**DATA FOR THIS EXERCISE**
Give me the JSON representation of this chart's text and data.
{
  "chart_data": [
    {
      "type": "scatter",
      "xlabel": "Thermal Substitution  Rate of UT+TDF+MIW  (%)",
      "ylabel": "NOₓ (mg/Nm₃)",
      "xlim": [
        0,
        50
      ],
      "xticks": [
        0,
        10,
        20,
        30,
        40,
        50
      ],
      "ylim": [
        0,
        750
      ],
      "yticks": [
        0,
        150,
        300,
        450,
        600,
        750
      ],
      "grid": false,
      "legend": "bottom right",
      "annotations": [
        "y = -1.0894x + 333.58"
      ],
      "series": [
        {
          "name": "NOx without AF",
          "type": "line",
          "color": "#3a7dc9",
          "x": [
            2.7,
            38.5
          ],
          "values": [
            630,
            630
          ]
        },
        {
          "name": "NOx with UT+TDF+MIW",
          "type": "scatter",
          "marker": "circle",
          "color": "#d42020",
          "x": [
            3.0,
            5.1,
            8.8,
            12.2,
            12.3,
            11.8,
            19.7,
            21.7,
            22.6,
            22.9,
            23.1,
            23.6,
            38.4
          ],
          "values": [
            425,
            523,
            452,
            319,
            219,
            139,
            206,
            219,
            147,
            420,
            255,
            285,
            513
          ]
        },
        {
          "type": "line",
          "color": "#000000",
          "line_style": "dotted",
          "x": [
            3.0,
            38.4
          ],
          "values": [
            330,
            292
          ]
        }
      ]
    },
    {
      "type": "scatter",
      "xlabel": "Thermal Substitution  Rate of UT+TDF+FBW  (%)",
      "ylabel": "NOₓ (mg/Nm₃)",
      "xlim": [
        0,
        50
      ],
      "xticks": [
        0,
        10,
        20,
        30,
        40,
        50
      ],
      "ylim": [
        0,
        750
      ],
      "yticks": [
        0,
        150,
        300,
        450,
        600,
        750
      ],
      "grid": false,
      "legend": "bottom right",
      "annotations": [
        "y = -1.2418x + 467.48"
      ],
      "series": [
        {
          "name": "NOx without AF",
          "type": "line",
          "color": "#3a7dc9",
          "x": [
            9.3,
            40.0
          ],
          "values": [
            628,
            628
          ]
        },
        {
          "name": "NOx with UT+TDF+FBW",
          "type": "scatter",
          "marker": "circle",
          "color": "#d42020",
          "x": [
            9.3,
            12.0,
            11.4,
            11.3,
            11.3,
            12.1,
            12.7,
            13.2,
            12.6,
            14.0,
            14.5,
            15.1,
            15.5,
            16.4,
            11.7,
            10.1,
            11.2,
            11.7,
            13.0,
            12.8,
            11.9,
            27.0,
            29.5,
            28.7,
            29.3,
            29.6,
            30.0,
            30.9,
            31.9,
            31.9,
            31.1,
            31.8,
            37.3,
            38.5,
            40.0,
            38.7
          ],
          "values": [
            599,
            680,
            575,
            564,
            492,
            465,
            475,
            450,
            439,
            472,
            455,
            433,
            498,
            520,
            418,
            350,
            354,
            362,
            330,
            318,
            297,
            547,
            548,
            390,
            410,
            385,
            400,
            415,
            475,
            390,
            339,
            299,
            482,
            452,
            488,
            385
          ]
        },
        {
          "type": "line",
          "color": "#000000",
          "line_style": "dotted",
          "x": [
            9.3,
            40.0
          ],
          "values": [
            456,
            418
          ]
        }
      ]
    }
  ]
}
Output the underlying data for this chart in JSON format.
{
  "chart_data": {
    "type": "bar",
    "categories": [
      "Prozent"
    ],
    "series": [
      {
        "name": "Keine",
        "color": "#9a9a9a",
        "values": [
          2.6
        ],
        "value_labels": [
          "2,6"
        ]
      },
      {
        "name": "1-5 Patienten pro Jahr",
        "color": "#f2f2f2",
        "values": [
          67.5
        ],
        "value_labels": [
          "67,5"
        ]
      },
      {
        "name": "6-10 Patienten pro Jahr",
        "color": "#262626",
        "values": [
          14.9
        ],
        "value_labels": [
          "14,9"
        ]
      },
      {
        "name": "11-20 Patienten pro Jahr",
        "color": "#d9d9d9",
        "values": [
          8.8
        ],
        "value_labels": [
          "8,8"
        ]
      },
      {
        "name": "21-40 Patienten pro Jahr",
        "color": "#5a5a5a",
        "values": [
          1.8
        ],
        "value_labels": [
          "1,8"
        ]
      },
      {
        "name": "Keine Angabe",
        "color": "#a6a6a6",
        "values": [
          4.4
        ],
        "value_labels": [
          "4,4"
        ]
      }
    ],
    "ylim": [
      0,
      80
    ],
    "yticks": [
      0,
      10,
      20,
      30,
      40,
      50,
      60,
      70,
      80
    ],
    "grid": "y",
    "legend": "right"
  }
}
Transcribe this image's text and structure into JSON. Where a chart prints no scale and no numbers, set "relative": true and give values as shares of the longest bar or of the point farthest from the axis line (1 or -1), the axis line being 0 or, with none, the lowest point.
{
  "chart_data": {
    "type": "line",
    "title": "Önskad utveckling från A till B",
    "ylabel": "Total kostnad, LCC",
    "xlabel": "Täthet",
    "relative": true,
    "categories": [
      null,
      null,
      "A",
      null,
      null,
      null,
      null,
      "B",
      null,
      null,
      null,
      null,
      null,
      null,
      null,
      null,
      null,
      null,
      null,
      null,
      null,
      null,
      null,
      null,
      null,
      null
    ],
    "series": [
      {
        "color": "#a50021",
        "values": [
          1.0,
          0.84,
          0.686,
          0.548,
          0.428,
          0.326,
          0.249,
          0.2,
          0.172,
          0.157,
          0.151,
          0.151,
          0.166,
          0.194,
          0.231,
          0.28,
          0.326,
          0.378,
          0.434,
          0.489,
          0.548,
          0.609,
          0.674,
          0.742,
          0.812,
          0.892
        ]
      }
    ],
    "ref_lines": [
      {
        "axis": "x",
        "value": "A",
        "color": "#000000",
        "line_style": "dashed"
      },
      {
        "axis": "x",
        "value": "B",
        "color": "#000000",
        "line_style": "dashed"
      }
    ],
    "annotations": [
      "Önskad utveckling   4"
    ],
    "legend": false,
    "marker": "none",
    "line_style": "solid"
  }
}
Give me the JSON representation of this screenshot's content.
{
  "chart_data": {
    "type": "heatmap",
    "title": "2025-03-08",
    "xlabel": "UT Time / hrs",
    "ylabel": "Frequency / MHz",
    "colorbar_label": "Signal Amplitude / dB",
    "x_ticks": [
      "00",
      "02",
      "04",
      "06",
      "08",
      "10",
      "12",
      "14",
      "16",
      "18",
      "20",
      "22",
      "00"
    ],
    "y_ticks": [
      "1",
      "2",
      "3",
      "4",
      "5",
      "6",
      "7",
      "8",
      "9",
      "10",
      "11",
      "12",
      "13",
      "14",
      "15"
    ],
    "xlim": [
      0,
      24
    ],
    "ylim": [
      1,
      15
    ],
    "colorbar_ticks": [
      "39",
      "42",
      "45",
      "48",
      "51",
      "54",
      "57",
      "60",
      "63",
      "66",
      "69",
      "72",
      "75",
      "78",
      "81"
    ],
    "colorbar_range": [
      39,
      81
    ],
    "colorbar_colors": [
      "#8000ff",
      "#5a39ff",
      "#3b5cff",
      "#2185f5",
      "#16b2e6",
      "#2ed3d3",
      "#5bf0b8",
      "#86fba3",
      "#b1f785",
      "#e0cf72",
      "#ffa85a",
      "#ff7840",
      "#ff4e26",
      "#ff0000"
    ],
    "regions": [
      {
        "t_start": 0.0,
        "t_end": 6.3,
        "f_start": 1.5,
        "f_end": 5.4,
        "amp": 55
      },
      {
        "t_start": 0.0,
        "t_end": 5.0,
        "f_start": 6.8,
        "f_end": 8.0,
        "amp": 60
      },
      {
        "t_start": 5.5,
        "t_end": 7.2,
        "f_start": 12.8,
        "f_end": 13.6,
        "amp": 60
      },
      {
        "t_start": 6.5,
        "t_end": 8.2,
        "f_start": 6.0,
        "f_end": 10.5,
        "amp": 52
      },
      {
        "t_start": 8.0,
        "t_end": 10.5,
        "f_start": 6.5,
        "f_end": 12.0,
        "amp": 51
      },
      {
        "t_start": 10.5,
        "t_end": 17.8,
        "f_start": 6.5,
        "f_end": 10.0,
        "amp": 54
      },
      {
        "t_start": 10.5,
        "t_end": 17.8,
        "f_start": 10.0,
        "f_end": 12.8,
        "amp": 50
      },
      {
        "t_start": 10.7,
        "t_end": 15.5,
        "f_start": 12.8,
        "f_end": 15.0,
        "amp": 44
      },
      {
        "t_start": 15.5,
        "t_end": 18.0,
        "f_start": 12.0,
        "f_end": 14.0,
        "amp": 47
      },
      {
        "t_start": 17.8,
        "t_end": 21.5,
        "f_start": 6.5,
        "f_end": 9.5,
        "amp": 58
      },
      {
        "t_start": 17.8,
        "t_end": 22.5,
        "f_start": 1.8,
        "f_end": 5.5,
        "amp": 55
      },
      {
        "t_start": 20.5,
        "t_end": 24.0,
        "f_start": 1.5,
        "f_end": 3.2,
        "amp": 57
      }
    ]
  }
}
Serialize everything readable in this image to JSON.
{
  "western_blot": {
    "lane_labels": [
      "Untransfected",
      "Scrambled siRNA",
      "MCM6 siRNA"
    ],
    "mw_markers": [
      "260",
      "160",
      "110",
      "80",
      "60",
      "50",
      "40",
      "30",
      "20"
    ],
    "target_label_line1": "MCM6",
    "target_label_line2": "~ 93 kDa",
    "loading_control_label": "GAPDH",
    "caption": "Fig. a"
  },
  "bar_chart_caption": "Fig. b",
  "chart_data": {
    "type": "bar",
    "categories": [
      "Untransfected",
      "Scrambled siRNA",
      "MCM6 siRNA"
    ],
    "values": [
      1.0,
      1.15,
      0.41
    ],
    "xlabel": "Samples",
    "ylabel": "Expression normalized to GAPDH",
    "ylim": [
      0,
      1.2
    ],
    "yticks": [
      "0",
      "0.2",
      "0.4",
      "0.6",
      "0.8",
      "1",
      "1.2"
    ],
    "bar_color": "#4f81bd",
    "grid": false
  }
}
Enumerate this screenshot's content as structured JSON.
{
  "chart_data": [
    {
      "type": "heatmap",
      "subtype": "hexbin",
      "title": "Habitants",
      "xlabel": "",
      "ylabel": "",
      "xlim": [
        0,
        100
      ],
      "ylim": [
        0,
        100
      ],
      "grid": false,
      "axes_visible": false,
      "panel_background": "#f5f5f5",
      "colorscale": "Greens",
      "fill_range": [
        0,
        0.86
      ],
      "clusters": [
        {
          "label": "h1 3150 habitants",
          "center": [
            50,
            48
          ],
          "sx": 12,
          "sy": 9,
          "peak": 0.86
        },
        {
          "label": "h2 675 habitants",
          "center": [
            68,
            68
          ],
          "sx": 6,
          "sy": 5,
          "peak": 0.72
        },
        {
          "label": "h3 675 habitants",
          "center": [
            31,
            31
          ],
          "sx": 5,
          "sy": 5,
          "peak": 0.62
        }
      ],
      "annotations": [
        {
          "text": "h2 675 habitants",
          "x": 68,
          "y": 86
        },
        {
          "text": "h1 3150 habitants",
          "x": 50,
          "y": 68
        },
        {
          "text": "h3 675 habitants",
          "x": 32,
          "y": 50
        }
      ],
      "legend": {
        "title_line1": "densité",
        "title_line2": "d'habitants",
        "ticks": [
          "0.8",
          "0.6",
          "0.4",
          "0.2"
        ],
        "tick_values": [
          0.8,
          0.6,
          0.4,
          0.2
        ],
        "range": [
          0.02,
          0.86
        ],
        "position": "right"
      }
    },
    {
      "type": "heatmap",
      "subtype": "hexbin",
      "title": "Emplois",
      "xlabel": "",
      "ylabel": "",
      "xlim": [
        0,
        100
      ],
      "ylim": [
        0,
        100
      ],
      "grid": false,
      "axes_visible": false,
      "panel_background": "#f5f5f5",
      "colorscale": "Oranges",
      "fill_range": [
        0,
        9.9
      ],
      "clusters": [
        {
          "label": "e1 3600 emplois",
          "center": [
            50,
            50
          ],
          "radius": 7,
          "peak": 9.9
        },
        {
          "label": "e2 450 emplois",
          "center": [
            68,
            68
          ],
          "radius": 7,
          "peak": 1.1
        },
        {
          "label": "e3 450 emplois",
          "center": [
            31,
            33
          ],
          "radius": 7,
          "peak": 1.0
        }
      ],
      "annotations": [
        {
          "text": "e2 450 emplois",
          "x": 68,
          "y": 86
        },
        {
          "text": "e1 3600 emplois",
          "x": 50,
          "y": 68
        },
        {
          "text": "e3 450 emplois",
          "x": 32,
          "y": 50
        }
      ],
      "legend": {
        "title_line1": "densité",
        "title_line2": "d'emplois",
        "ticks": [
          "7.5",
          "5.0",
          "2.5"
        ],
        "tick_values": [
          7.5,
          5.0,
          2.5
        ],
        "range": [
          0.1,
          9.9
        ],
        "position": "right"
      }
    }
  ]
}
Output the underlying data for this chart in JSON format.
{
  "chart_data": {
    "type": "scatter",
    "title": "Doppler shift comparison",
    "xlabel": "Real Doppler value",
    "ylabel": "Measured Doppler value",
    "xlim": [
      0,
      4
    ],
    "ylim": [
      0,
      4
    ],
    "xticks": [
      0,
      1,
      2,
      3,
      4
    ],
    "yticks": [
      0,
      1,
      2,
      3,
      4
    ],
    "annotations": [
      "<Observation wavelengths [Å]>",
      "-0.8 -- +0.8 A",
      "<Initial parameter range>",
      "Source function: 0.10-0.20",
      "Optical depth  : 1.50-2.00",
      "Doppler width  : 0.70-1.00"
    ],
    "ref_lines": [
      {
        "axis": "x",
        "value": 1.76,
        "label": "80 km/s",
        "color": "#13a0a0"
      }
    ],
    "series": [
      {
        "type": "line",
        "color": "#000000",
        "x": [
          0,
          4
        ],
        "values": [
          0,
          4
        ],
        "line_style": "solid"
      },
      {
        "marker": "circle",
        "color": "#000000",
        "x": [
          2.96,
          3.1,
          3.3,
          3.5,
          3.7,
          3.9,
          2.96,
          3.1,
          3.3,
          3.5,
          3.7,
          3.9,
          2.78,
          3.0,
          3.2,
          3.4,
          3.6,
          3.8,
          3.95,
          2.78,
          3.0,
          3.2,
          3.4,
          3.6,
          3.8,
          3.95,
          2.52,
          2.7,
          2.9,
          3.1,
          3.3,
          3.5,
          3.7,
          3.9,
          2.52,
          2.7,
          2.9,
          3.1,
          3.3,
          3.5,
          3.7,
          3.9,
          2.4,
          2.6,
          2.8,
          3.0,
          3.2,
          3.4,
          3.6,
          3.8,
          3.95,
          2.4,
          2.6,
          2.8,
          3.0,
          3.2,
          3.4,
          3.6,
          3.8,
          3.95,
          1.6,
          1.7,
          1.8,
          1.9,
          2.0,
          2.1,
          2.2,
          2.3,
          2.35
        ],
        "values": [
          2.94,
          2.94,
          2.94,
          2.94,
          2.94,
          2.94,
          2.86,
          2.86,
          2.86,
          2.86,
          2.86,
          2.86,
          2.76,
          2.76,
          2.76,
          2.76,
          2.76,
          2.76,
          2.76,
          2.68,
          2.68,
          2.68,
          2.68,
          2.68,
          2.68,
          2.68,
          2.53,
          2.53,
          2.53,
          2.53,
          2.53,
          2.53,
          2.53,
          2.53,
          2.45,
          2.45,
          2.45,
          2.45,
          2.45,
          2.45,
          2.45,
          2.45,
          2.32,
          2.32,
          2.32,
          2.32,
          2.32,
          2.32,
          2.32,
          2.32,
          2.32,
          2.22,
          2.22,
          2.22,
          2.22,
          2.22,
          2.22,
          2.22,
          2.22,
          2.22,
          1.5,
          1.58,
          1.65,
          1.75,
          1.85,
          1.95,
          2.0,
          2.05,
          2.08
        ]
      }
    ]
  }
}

**YOUR OBJECTIVE**
Select the lines that carry the string "Patienten" and copy them.

**RESULT FOR THIS EXERCISE**
        "name": "1-5 Patienten pro Jahr",
        "name": "6-10 Patienten pro Jahr",
        "name": "11-20 Patienten pro Jahr",
        "name": "21-40 Patienten pro Jahr",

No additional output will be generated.